• [Information shown]
⟨

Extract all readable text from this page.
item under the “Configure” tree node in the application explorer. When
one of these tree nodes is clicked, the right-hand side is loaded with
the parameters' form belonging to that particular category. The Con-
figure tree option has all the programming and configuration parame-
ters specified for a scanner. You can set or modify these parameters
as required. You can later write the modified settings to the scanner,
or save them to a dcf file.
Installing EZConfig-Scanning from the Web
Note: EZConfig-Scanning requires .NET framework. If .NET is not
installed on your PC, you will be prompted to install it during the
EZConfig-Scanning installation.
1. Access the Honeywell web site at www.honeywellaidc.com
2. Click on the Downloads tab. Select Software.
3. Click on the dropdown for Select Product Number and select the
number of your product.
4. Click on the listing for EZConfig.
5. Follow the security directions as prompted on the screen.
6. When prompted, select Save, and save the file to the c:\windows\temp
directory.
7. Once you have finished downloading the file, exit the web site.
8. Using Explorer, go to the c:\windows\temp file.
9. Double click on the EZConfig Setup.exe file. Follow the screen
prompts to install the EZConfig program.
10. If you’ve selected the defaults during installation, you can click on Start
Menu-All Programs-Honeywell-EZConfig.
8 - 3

⟩

• [Stated task] Copy each line containing the word "file" from the data.

• [Answer for the task]
or save them to a dcf file.
6. When prompted, select Save, and save the file to the c:\windows\temp
7. Once you have finished downloading the file, exit the web site.
8. Using Explorer, go to the c:\windows\temp file.
9. Double click on the EZConfig Setup.exe file. Follow the screen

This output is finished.